» **TASK DETAILS**:
Images should be left out, and everything else in the listing reproduced exactly.

» **MATERIALS PROVIDED**:
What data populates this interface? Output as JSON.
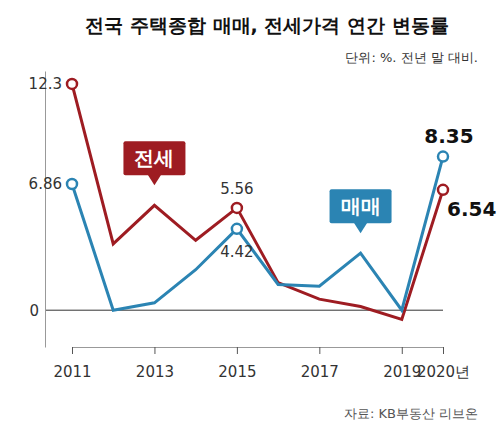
{
  "chart_data": {
    "type": "line",
    "title": "전국 주택종합 매매, 전세가격 연간 변동률",
    "subtitle": "단위: %. 전년 말 대비.",
    "source": "자료: KB부동산 리브온",
    "categories": [
      "2011",
      null,
      "2013",
      null,
      "2015",
      null,
      "2017",
      null,
      "2019",
      "2020년"
    ],
    "series": [
      {
        "name": "전세",
        "color": "#9e1c22",
        "marker": "circle",
        "values": [
          12.3,
          3.6,
          5.7,
          3.8,
          5.56,
          1.5,
          0.6,
          0.2,
          -0.5,
          6.54
        ],
        "value_labels": [
          "12.3",
          null,
          null,
          null,
          "5.56",
          null,
          null,
          null,
          null,
          "6.54"
        ]
      },
      {
        "name": "매매",
        "color": "#2b84b3",
        "marker": "circle",
        "values": [
          6.86,
          0,
          0.4,
          2.2,
          4.42,
          1.4,
          1.3,
          3.1,
          0,
          8.35
        ],
        "value_labels": [
          "6.86",
          null,
          null,
          null,
          "4.42",
          null,
          null,
          null,
          null,
          "8.35"
        ]
      }
    ],
    "ylim": [
      -2,
      13
    ],
    "yticks": [
      0
    ],
    "grid": true,
    "data_labels": true
  }
}
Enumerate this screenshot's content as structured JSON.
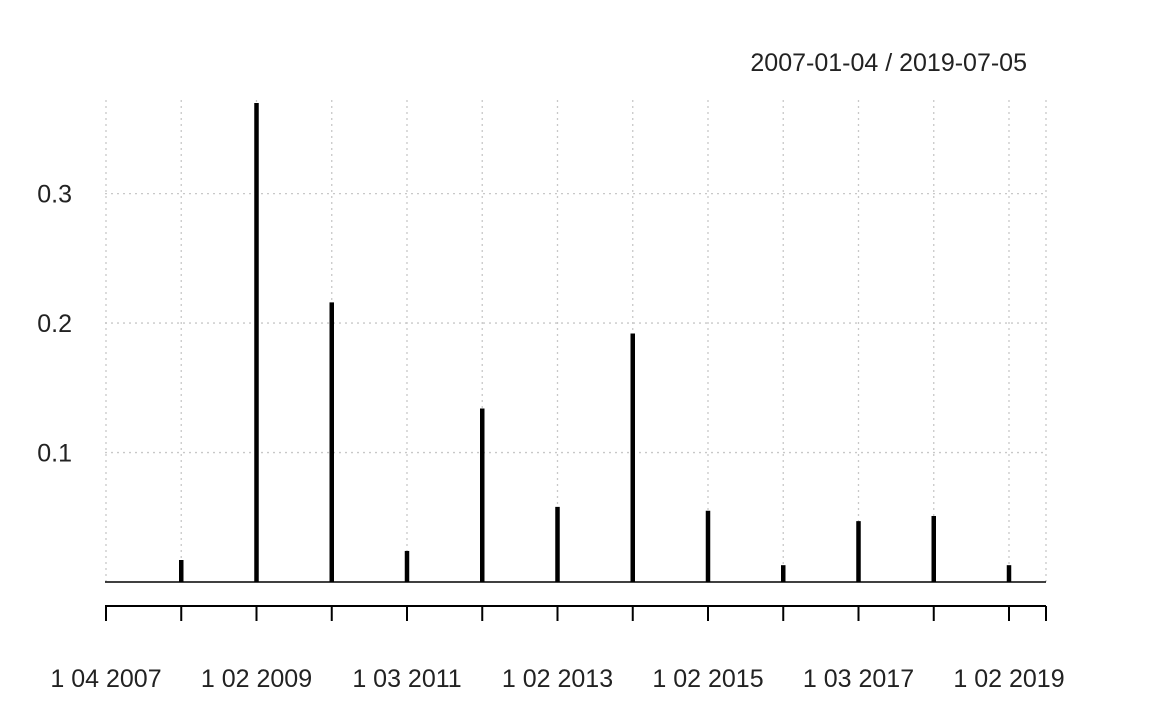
{
  "chart_data": {
    "type": "bar",
    "date_range": "2007-01-04 / 2019-07-05",
    "x": [
      "2007-04-01",
      "2008-03-01",
      "2009-02-01",
      "2010-02-01",
      "2011-03-01",
      "2012-02-01",
      "2013-02-01",
      "2014-02-01",
      "2015-02-01",
      "2016-02-01",
      "2017-03-01",
      "2018-02-01",
      "2019-02-01"
    ],
    "values": [
      0.0,
      0.017,
      0.37,
      0.216,
      0.024,
      0.134,
      0.058,
      0.192,
      0.055,
      0.013,
      0.047,
      0.051,
      0.013
    ],
    "x_tick_labels": [
      "1 04 2007",
      "1 02 2009",
      "1 03 2011",
      "1 02 2013",
      "1 02 2015",
      "1 03 2017",
      "1 02 2019"
    ],
    "y_ticks": [
      0.1,
      0.2,
      0.3
    ],
    "y_tick_labels": [
      "0.1",
      "0.2",
      "0.3"
    ],
    "ylim": [
      0,
      0.37
    ],
    "grid": true,
    "bar_color": "#000000",
    "grid_color": "#c8c8c8"
  }
}
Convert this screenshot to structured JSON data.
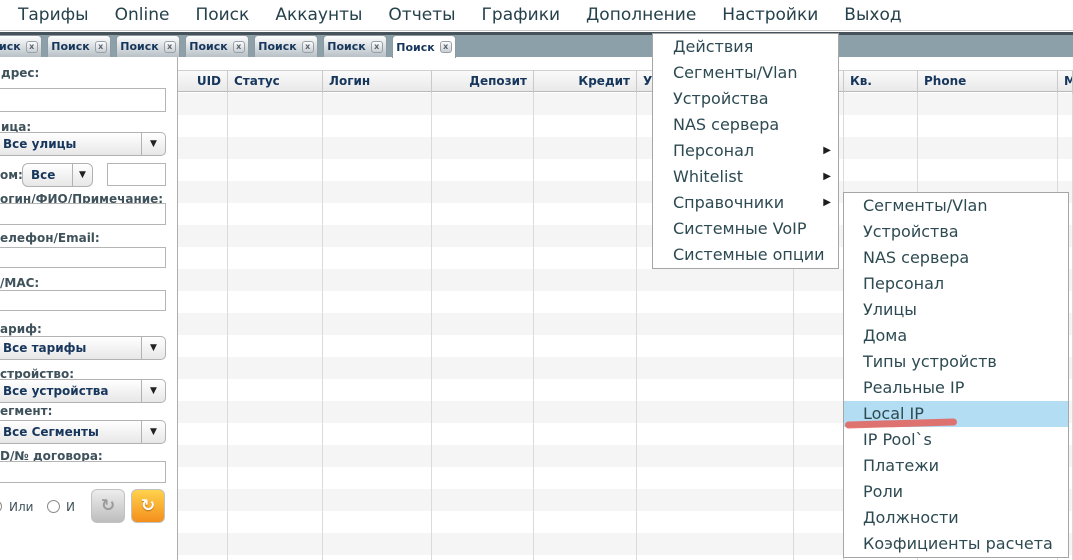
{
  "menubar": {
    "items": [
      {
        "label": "Тарифы"
      },
      {
        "label": "Online"
      },
      {
        "label": "Поиск"
      },
      {
        "label": "Аккаунты"
      },
      {
        "label": "Отчеты"
      },
      {
        "label": "Графики"
      },
      {
        "label": "Дополнение"
      },
      {
        "label": "Настройки"
      },
      {
        "label": "Выход"
      }
    ]
  },
  "tabs": {
    "items": [
      {
        "label": "Поиск"
      },
      {
        "label": "Поиск"
      },
      {
        "label": "Поиск"
      },
      {
        "label": "Поиск"
      },
      {
        "label": "Поиск"
      },
      {
        "label": "Поиск"
      },
      {
        "label": "Поиск"
      }
    ]
  },
  "icons": {
    "close": "x",
    "dropdown_arrow": "▼",
    "submenu_arrow": "▶",
    "refresh": "↻"
  },
  "sidebar": {
    "address_label": "дрес:",
    "street_label": "ица:",
    "street_value": "Все улицы",
    "house_label": "ом:",
    "house_value": "Все",
    "login_label": "огин/ФИО/Примечание:",
    "phone_label": "елефон/Email:",
    "ipmac_label": "/MAC:",
    "tariff_label": "ариф:",
    "tariff_value": "Все тарифы",
    "device_label": "стройство:",
    "device_value": "Все устройства",
    "segment_label": "егмент:",
    "segment_value": "Все Сегменты",
    "uid_label": "D/№ договора:",
    "radio_or": "Или",
    "radio_and": "И"
  },
  "table": {
    "columns": [
      {
        "label": "UID"
      },
      {
        "label": "Статус"
      },
      {
        "label": "Логин"
      },
      {
        "label": "Депозит"
      },
      {
        "label": "Кредит"
      },
      {
        "label": "У"
      },
      {
        "label": ""
      },
      {
        "label": "Кв."
      },
      {
        "label": "Phone"
      },
      {
        "label": "М"
      }
    ]
  },
  "settings_menu": {
    "items": [
      {
        "label": "Действия"
      },
      {
        "label": "Сегменты/Vlan"
      },
      {
        "label": "Устройства"
      },
      {
        "label": "NAS сервера"
      },
      {
        "label": "Персонал",
        "submenu": true
      },
      {
        "label": "Whitelist",
        "submenu": true
      },
      {
        "label": "Справочники",
        "submenu": true
      },
      {
        "label": "Системные VoIP"
      },
      {
        "label": "Системные опции"
      }
    ]
  },
  "handbooks_submenu": {
    "items": [
      {
        "label": "Сегменты/Vlan"
      },
      {
        "label": "Устройства"
      },
      {
        "label": "NAS сервера"
      },
      {
        "label": "Персонал"
      },
      {
        "label": "Улицы"
      },
      {
        "label": "Дома"
      },
      {
        "label": "Типы устройств"
      },
      {
        "label": "Реальные IP"
      },
      {
        "label": "Local IP",
        "highlighted": true
      },
      {
        "label": "IP Pool`s"
      },
      {
        "label": "Платежи"
      },
      {
        "label": "Роли"
      },
      {
        "label": "Должности"
      },
      {
        "label": "Коэфициенты расчета"
      }
    ],
    "highlighted_item": "Local IP"
  },
  "colors": {
    "tab_band": "#8BA0A9",
    "menu_text": "#2D4A52",
    "header_text": "#17365C",
    "highlight": "#B3DDF3",
    "annotation": "#E4635E"
  }
}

» **THE COMPLETED TASK**:
What data populates this interface? Output as JSON.
{
  "chart_data": {
    "type": "line",
    "title": "전국 주택종합 매매, 전세가격 연간 변동률",
    "subtitle": "단위: %. 전년 말 대비.",
    "source": "자료: KB부동산 리브온",
    "categories": [
      "2011",
      null,
      "2013",
      null,
      "2015",
      null,
      "2017",
      null,
      "2019",
      "2020년"
    ],
    "series": [
      {
        "name": "전세",
        "color": "#9e1c22",
        "marker": "circle",
        "values": [
          12.3,
          3.6,
          5.7,
          3.8,
          5.56,
          1.5,
          0.6,
          0.2,
          -0.5,
          6.54
        ],
        "value_labels": [
          "12.3",
          null,
          null,
          null,
          "5.56",
          null,
          null,
          null,
          null,
          "6.54"
        ]
      },
      {
        "name": "매매",
        "color": "#2b84b3",
        "marker": "circle",
        "values": [
          6.86,
          0,
          0.4,
          2.2,
          4.42,
          1.4,
          1.3,
          3.1,
          0,
          8.35
        ],
        "value_labels": [
          "6.86",
          null,
          null,
          null,
          "4.42",
          null,
          null,
          null,
          null,
          "8.35"
        ]
      }
    ],
    "ylim": [
      -2,
      13
    ],
    "yticks": [
      0
    ],
    "grid": true,
    "data_labels": true
  }
}
Enumerate this screenshot's content as structured JSON.
{
  "chart_data": {
    "type": "bar",
    "date_range": "2007-01-04 / 2019-07-05",
    "x": [
      "2007-04-01",
      "2008-03-01",
      "2009-02-01",
      "2010-02-01",
      "2011-03-01",
      "2012-02-01",
      "2013-02-01",
      "2014-02-01",
      "2015-02-01",
      "2016-02-01",
      "2017-03-01",
      "2018-02-01",
      "2019-02-01"
    ],
    "values": [
      0.0,
      0.017,
      0.37,
      0.216,
      0.024,
      0.134,
      0.058,
      0.192,
      0.055,
      0.013,
      0.047,
      0.051,
      0.013
    ],
    "x_tick_labels": [
      "1 04 2007",
      "1 02 2009",
      "1 03 2011",
      "1 02 2013",
      "1 02 2015",
      "1 03 2017",
      "1 02 2019"
    ],
    "y_ticks": [
      0.1,
      0.2,
      0.3
    ],
    "y_tick_labels": [
      "0.1",
      "0.2",
      "0.3"
    ],
    "ylim": [
      0,
      0.37
    ],
    "grid": true,
    "bar_color": "#000000",
    "grid_color": "#c8c8c8"
  }
}
Convert this screenshot to structured JSON data.
{
  "menubar": {
    "items": [
      {
        "label": "Тарифы"
      },
      {
        "label": "Online"
      },
      {
        "label": "Поиск"
      },
      {
        "label": "Аккаунты"
      },
      {
        "label": "Отчеты"
      },
      {
        "label": "Графики"
      },
      {
        "label": "Дополнение"
      },
      {
        "label": "Настройки"
      },
      {
        "label": "Выход"
      }
    ]
  },
  "tabs": {
    "items": [
      {
        "label": "Поиск"
      },
      {
        "label": "Поиск"
      },
      {
        "label": "Поиск"
      },
      {
        "label": "Поиск"
      },
      {
        "label": "Поиск"
      },
      {
        "label": "Поиск"
      },
      {
        "label": "Поиск"
      }
    ]
  },
  "icons": {
    "close": "x",
    "dropdown_arrow": "▼",
    "submenu_arrow": "▶",
    "refresh": "↻"
  },
  "sidebar": {
    "address_label": "дрес:",
    "street_label": "ица:",
    "street_value": "Все улицы",
    "house_label": "ом:",
    "house_value": "Все",
    "login_label": "огин/ФИО/Примечание:",
    "phone_label": "елефон/Email:",
    "ipmac_label": "/MAC:",
    "tariff_label": "ариф:",
    "tariff_value": "Все тарифы",
    "device_label": "стройство:",
    "device_value": "Все устройства",
    "segment_label": "егмент:",
    "segment_value": "Все Сегменты",
    "uid_label": "D/№ договора:",
    "radio_or": "Или",
    "radio_and": "И"
  },
  "table": {
    "columns": [
      {
        "label": "UID"
      },
      {
        "label": "Статус"
      },
      {
        "label": "Логин"
      },
      {
        "label": "Депозит"
      },
      {
        "label": "Кредит"
      },
      {
        "label": "У"
      },
      {
        "label": ""
      },
      {
        "label": "Кв."
      },
      {
        "label": "Phone"
      },
      {
        "label": "М"
      }
    ]
  },
  "settings_menu": {
    "items": [
      {
        "label": "Действия"
      },
      {
        "label": "Сегменты/Vlan"
      },
      {
        "label": "Устройства"
      },
      {
        "label": "NAS сервера"
      },
      {
        "label": "Персонал",
        "submenu": true
      },
      {
        "label": "Whitelist",
        "submenu": true
      },
      {
        "label": "Справочники",
        "submenu": true
      },
      {
        "label": "Системные VoIP"
      },
      {
        "label": "Системные опции"
      }
    ]
  },
  "handbooks_submenu": {
    "items": [
      {
        "label": "Сегменты/Vlan"
      },
      {
        "label": "Устройства"
      },
      {
        "label": "NAS сервера"
      },
      {
        "label": "Персонал"
      },
      {
        "label": "Улицы"
      },
      {
        "label": "Дома"
      },
      {
        "label": "Типы устройств"
      },
      {
        "label": "Реальные IP"
      },
      {
        "label": "Local IP",
        "highlighted": true
      },
      {
        "label": "IP Pool`s"
      },
      {
        "label": "Платежи"
      },
      {
        "label": "Роли"
      },
      {
        "label": "Должности"
      },
      {
        "label": "Коэфициенты расчета"
      }
    ],
    "highlighted_item": "Local IP"
  },
  "colors": {
    "tab_band": "#8BA0A9",
    "menu_text": "#2D4A52",
    "header_text": "#17365C",
    "highlight": "#B3DDF3",
    "annotation": "#E4635E"
  }
}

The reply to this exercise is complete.